GIVEN INSTRUCTION: Transcribe the records below in full; pictures stay out of the copy.

DATA FOR PROCESSING:
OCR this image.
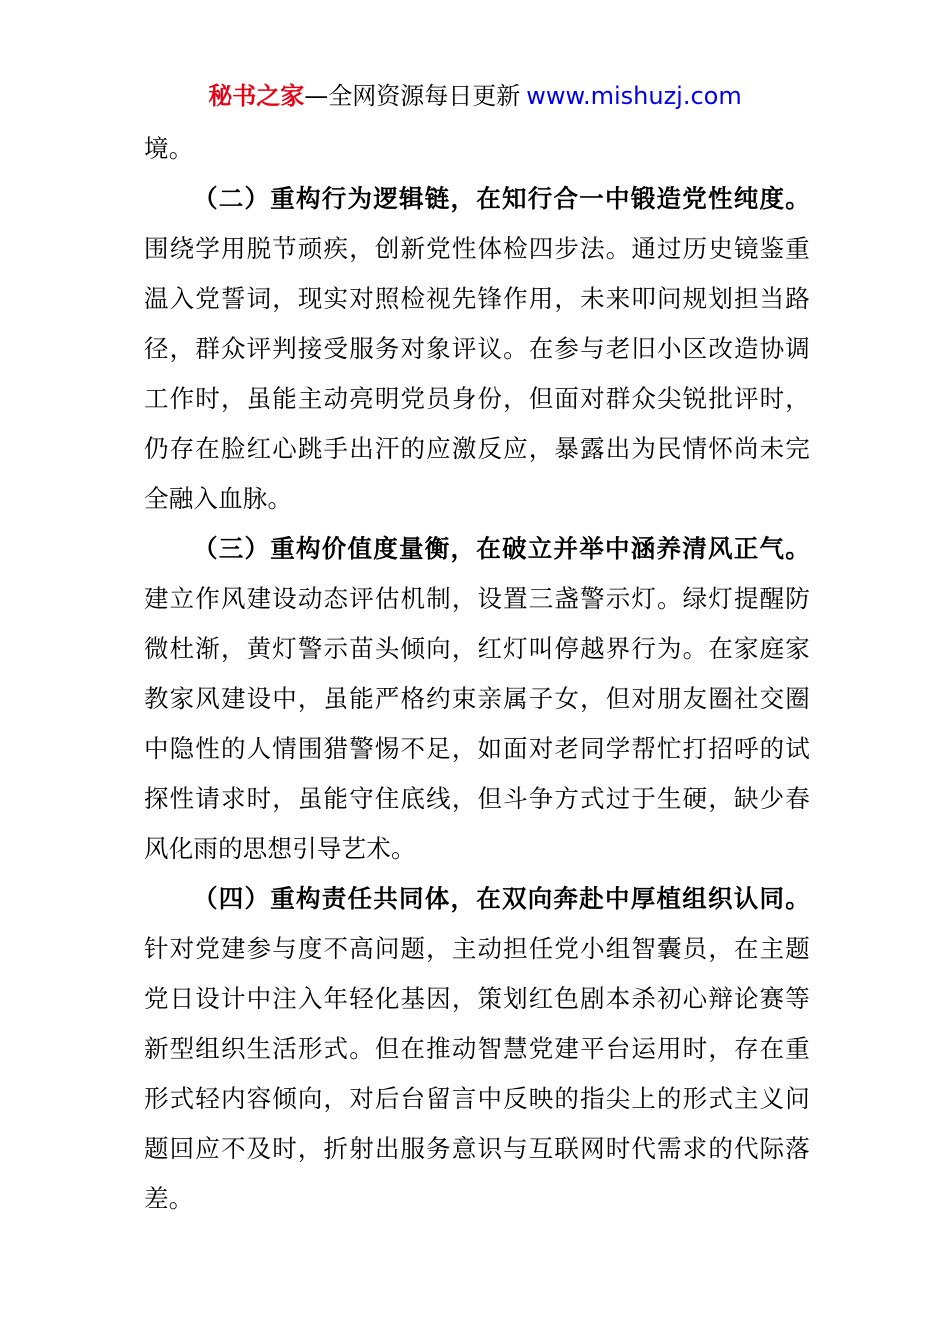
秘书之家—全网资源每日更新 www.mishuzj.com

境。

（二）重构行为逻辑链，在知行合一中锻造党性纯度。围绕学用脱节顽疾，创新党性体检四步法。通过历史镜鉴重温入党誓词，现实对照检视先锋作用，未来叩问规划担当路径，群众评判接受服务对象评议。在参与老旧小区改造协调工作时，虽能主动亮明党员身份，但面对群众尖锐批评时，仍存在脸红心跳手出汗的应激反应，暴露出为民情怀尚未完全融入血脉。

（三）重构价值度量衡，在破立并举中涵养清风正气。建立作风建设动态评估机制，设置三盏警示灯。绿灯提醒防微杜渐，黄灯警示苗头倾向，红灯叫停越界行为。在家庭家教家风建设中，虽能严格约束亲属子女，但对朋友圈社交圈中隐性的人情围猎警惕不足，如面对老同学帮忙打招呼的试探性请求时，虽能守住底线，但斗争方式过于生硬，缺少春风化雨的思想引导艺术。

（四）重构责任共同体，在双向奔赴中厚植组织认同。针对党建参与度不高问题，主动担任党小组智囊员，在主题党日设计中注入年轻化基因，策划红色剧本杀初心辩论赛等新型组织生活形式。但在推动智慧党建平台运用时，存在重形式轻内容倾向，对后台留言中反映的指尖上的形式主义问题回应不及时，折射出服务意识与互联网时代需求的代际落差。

EXERCISE ANSWER:
OCR this image.
秘书之家—全网资源每日更新 www.mishuzj.com

境。

（二）重构行为逻辑链，在知行合一中锻造党性纯度。围绕学用脱节顽疾，创新党性体检四步法。通过历史镜鉴重温入党誓词，现实对照检视先锋作用，未来叩问规划担当路径，群众评判接受服务对象评议。在参与老旧小区改造协调工作时，虽能主动亮明党员身份，但面对群众尖锐批评时，仍存在脸红心跳手出汗的应激反应，暴露出为民情怀尚未完全融入血脉。

（三）重构价值度量衡，在破立并举中涵养清风正气。建立作风建设动态评估机制，设置三盏警示灯。绿灯提醒防微杜渐，黄灯警示苗头倾向，红灯叫停越界行为。在家庭家教家风建设中，虽能严格约束亲属子女，但对朋友圈社交圈中隐性的人情围猎警惕不足，如面对老同学帮忙打招呼的试探性请求时，虽能守住底线，但斗争方式过于生硬，缺少春风化雨的思想引导艺术。

（四）重构责任共同体，在双向奔赴中厚植组织认同。针对党建参与度不高问题，主动担任党小组智囊员，在主题党日设计中注入年轻化基因，策划红色剧本杀初心辩论赛等新型组织生活形式。但在推动智慧党建平台运用时，存在重形式轻内容倾向，对后台留言中反映的指尖上的形式主义问题回应不及时，折射出服务意识与互联网时代需求的代际落差。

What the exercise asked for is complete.